** Start DATA **
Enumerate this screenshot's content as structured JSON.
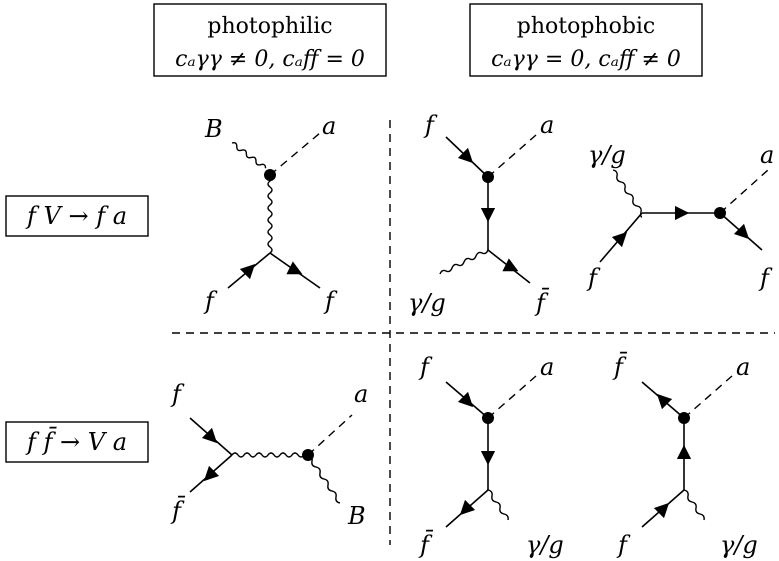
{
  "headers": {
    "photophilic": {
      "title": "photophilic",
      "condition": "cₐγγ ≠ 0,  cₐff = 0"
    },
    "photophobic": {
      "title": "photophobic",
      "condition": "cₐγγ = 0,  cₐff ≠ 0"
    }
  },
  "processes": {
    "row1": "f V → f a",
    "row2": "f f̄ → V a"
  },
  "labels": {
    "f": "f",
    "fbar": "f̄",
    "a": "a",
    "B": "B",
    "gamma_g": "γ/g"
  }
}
** End DATA **
** Start DATA **
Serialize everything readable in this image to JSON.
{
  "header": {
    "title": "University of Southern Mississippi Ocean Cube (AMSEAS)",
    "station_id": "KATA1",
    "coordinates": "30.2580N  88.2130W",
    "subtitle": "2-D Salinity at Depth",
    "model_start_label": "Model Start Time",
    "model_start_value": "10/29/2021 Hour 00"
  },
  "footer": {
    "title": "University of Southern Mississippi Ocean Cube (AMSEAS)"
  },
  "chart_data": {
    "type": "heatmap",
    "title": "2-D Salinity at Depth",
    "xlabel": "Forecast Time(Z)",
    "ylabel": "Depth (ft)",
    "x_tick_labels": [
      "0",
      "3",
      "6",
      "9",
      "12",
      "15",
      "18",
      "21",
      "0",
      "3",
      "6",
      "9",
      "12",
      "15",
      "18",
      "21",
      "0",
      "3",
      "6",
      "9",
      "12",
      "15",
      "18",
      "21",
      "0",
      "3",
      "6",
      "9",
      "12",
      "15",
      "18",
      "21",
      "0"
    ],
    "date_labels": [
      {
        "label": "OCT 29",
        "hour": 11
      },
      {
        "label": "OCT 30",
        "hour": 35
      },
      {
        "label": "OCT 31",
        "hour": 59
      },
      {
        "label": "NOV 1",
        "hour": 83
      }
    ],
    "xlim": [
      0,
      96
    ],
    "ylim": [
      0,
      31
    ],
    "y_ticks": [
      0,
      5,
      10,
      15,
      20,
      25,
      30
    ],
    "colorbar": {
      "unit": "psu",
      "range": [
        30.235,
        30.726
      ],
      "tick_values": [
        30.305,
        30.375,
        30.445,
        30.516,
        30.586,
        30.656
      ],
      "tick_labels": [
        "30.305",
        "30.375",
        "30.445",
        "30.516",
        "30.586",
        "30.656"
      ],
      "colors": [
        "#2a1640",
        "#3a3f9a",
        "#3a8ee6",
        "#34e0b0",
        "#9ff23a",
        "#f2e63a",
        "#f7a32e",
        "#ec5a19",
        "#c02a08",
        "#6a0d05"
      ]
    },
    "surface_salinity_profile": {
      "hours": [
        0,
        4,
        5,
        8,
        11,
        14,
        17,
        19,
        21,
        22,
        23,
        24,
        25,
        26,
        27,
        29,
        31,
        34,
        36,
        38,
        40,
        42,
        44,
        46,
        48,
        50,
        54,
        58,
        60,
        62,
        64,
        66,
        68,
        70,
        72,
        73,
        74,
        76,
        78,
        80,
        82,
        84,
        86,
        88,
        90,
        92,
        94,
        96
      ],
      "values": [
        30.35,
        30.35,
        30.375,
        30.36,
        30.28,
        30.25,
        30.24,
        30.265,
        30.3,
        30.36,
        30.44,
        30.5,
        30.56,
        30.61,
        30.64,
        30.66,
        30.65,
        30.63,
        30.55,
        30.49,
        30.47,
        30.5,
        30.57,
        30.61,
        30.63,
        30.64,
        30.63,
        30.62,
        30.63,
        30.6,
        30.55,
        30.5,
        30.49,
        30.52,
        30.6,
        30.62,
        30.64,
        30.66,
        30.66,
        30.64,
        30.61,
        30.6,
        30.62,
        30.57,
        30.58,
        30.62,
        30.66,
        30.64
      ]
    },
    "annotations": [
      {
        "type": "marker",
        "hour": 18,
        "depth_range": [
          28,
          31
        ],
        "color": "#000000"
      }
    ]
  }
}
** End DATA **
WHAT IS EXPECTED:
Pull out every line of the records above that contains the word "Mississippi".

SOLUTION TO THIS TASK:
    "title": "University of Southern Mississippi Ocean Cube (AMSEAS)",
    "title": "University of Southern Mississippi Ocean Cube (AMSEAS)"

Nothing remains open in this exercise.